Work instructions>
Repeat each line exactly as it is written.

========================

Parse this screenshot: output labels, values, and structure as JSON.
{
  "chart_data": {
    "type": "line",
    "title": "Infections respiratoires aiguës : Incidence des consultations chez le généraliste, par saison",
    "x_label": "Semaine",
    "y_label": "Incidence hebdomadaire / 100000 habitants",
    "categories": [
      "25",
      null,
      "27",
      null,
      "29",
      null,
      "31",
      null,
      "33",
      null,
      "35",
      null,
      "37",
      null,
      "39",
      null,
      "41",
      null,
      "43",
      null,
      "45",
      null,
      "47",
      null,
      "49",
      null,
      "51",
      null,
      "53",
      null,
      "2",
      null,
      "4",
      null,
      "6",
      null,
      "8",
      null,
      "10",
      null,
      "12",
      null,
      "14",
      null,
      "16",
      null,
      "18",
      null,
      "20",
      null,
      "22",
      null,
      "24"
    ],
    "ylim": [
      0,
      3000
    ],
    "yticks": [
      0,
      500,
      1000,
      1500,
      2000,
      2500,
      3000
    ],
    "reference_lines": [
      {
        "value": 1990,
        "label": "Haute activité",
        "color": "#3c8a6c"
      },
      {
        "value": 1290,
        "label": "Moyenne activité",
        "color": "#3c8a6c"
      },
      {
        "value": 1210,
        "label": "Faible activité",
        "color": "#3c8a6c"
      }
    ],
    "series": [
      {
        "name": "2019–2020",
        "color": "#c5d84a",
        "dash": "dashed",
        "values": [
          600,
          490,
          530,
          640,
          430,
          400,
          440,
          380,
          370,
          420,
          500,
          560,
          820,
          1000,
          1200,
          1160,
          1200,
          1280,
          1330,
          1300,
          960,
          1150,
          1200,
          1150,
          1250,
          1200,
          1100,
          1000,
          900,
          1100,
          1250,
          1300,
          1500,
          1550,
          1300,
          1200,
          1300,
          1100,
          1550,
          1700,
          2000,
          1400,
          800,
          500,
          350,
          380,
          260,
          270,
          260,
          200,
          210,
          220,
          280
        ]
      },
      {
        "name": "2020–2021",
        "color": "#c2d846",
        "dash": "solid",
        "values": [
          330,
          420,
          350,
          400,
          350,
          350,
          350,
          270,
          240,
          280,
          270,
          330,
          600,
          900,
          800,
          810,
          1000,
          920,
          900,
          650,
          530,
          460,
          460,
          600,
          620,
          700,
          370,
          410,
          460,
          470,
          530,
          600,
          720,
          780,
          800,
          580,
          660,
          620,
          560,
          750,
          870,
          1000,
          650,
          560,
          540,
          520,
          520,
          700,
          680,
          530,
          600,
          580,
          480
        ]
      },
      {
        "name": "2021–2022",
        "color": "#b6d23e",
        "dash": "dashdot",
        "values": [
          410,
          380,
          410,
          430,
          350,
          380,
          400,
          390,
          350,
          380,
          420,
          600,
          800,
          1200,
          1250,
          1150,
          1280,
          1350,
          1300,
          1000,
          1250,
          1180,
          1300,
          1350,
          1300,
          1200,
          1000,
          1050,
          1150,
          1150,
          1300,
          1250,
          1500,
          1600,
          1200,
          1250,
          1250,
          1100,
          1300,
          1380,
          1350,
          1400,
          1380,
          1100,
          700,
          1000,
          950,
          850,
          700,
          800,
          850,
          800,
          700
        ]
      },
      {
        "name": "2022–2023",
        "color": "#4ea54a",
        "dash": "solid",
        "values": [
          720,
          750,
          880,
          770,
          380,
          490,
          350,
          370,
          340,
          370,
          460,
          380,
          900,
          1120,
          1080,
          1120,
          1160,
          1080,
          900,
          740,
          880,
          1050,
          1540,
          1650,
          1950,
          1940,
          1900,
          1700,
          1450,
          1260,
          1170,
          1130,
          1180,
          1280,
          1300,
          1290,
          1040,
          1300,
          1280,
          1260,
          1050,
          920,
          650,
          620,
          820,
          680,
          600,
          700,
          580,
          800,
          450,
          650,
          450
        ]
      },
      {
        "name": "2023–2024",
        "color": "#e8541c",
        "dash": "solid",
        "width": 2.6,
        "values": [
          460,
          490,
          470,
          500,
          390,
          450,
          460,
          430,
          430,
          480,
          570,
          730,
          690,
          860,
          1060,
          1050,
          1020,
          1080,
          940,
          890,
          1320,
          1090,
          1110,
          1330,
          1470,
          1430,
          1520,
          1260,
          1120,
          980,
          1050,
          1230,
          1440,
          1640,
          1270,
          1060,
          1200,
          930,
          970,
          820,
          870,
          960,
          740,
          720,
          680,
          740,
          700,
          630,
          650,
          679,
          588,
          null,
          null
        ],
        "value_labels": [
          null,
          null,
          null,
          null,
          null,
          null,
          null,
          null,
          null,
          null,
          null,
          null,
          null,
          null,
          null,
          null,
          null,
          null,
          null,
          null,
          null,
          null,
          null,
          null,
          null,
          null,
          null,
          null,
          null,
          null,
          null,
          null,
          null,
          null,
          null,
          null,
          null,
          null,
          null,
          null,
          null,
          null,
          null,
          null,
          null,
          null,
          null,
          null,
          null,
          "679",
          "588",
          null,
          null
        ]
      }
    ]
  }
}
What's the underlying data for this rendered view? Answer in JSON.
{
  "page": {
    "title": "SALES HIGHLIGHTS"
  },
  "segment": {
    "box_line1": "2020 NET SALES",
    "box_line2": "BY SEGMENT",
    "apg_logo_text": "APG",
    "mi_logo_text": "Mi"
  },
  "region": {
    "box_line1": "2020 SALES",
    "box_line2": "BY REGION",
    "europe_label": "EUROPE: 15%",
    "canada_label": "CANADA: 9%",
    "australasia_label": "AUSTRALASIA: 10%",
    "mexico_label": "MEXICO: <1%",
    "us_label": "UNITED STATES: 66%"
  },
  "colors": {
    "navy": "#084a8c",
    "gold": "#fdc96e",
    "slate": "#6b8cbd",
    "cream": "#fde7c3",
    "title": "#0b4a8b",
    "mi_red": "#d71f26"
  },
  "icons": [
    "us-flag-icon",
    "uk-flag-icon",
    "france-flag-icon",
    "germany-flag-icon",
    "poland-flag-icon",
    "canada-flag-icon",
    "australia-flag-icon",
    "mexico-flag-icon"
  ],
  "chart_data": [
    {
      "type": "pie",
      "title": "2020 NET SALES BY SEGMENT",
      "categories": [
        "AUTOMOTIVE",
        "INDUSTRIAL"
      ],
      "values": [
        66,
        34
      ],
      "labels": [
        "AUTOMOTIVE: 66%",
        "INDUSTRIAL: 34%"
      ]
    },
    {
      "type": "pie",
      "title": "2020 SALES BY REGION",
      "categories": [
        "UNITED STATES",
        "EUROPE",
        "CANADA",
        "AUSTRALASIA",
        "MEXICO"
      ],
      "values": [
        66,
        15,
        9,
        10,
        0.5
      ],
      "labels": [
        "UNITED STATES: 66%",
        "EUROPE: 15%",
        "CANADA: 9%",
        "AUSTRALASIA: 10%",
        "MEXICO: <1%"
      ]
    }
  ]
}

========================

Problem solution>
Parse this screenshot: output labels, values, and structure as JSON.
{
  "chart_data": {
    "type": "line",
    "title": "Infections respiratoires aiguës : Incidence des consultations chez le généraliste, par saison",
    "x_label": "Semaine",
    "y_label": "Incidence hebdomadaire / 100000 habitants",
    "categories": [
      "25",
      null,
      "27",
      null,
      "29",
      null,
      "31",
      null,
      "33",
      null,
      "35",
      null,
      "37",
      null,
      "39",
      null,
      "41",
      null,
      "43",
      null,
      "45",
      null,
      "47",
      null,
      "49",
      null,
      "51",
      null,
      "53",
      null,
      "2",
      null,
      "4",
      null,
      "6",
      null,
      "8",
      null,
      "10",
      null,
      "12",
      null,
      "14",
      null,
      "16",
      null,
      "18",
      null,
      "20",
      null,
      "22",
      null,
      "24"
    ],
    "ylim": [
      0,
      3000
    ],
    "yticks": [
      0,
      500,
      1000,
      1500,
      2000,
      2500,
      3000
    ],
    "reference_lines": [
      {
        "value": 1990,
        "label": "Haute activité",
        "color": "#3c8a6c"
      },
      {
        "value": 1290,
        "label": "Moyenne activité",
        "color": "#3c8a6c"
      },
      {
        "value": 1210,
        "label": "Faible activité",
        "color": "#3c8a6c"
      }
    ],
    "series": [
      {
        "name": "2019–2020",
        "color": "#c5d84a",
        "dash": "dashed",
        "values": [
          600,
          490,
          530,
          640,
          430,
          400,
          440,
          380,
          370,
          420,
          500,
          560,
          820,
          1000,
          1200,
          1160,
          1200,
          1280,
          1330,
          1300,
          960,
          1150,
          1200,
          1150,
          1250,
          1200,
          1100,
          1000,
          900,
          1100,
          1250,
          1300,
          1500,
          1550,
          1300,
          1200,
          1300,
          1100,
          1550,
          1700,
          2000,
          1400,
          800,
          500,
          350,
          380,
          260,
          270,
          260,
          200,
          210,
          220,
          280
        ]
      },
      {
        "name": "2020–2021",
        "color": "#c2d846",
        "dash": "solid",
        "values": [
          330,
          420,
          350,
          400,
          350,
          350,
          350,
          270,
          240,
          280,
          270,
          330,
          600,
          900,
          800,
          810,
          1000,
          920,
          900,
          650,
          530,
          460,
          460,
          600,
          620,
          700,
          370,
          410,
          460,
          470,
          530,
          600,
          720,
          780,
          800,
          580,
          660,
          620,
          560,
          750,
          870,
          1000,
          650,
          560,
          540,
          520,
          520,
          700,
          680,
          530,
          600,
          580,
          480
        ]
      },
      {
        "name": "2021–2022",
        "color": "#b6d23e",
        "dash": "dashdot",
        "values": [
          410,
          380,
          410,
          430,
          350,
          380,
          400,
          390,
          350,
          380,
          420,
          600,
          800,
          1200,
          1250,
          1150,
          1280,
          1350,
          1300,
          1000,
          1250,
          1180,
          1300,
          1350,
          1300,
          1200,
          1000,
          1050,
          1150,
          1150,
          1300,
          1250,
          1500,
          1600,
          1200,
          1250,
          1250,
          1100,
          1300,
          1380,
          1350,
          1400,
          1380,
          1100,
          700,
          1000,
          950,
          850,
          700,
          800,
          850,
          800,
          700
        ]
      },
      {
        "name": "2022–2023",
        "color": "#4ea54a",
        "dash": "solid",
        "values": [
          720,
          750,
          880,
          770,
          380,
          490,
          350,
          370,
          340,
          370,
          460,
          380,
          900,
          1120,
          1080,
          1120,
          1160,
          1080,
          900,
          740,
          880,
          1050,
          1540,
          1650,
          1950,
          1940,
          1900,
          1700,
          1450,
          1260,
          1170,
          1130,
          1180,
          1280,
          1300,
          1290,
          1040,
          1300,
          1280,
          1260,
          1050,
          920,
          650,
          620,
          820,
          680,
          600,
          700,
          580,
          800,
          450,
          650,
          450
        ]
      },
      {
        "name": "2023–2024",
        "color": "#e8541c",
        "dash": "solid",
        "width": 2.6,
        "values": [
          460,
          490,
          470,
          500,
          390,
          450,
          460,
          430,
          430,
          480,
          570,
          730,
          690,
          860,
          1060,
          1050,
          1020,
          1080,
          940,
          890,
          1320,
          1090,
          1110,
          1330,
          1470,
          1430,
          1520,
          1260,
          1120,
          980,
          1050,
          1230,
          1440,
          1640,
          1270,
          1060,
          1200,
          930,
          970,
          820,
          870,
          960,
          740,
          720,
          680,
          740,
          700,
          630,
          650,
          679,
          588,
          null,
          null
        ],
        "value_labels": [
          null,
          null,
          null,
          null,
          null,
          null,
          null,
          null,
          null,
          null,
          null,
          null,
          null,
          null,
          null,
          null,
          null,
          null,
          null,
          null,
          null,
          null,
          null,
          null,
          null,
          null,
          null,
          null,
          null,
          null,
          null,
          null,
          null,
          null,
          null,
          null,
          null,
          null,
          null,
          null,
          null,
          null,
          null,
          null,
          null,
          null,
          null,
          null,
          null,
          "679",
          "588",
          null,
          null
        ]
      }
    ]
  }
}
What's the underlying data for this rendered view? Answer in JSON.
{
  "page": {
    "title": "SALES HIGHLIGHTS"
  },
  "segment": {
    "box_line1": "2020 NET SALES",
    "box_line2": "BY SEGMENT",
    "apg_logo_text": "APG",
    "mi_logo_text": "Mi"
  },
  "region": {
    "box_line1": "2020 SALES",
    "box_line2": "BY REGION",
    "europe_label": "EUROPE: 15%",
    "canada_label": "CANADA: 9%",
    "australasia_label": "AUSTRALASIA: 10%",
    "mexico_label": "MEXICO: <1%",
    "us_label": "UNITED STATES: 66%"
  },
  "colors": {
    "navy": "#084a8c",
    "gold": "#fdc96e",
    "slate": "#6b8cbd",
    "cream": "#fde7c3",
    "title": "#0b4a8b",
    "mi_red": "#d71f26"
  },
  "icons": [
    "us-flag-icon",
    "uk-flag-icon",
    "france-flag-icon",
    "germany-flag-icon",
    "poland-flag-icon",
    "canada-flag-icon",
    "australia-flag-icon",
    "mexico-flag-icon"
  ],
  "chart_data": [
    {
      "type": "pie",
      "title": "2020 NET SALES BY SEGMENT",
      "categories": [
        "AUTOMOTIVE",
        "INDUSTRIAL"
      ],
      "values": [
        66,
        34
      ],
      "labels": [
        "AUTOMOTIVE: 66%",
        "INDUSTRIAL: 34%"
      ]
    },
    {
      "type": "pie",
      "title": "2020 SALES BY REGION",
      "categories": [
        "UNITED STATES",
        "EUROPE",
        "CANADA",
        "AUSTRALASIA",
        "MEXICO"
      ],
      "values": [
        66,
        15,
        9,
        10,
        0.5
      ],
      "labels": [
        "UNITED STATES: 66%",
        "EUROPE: 15%",
        "CANADA: 9%",
        "AUSTRALASIA: 10%",
        "MEXICO: <1%"
      ]
    }
  ]
}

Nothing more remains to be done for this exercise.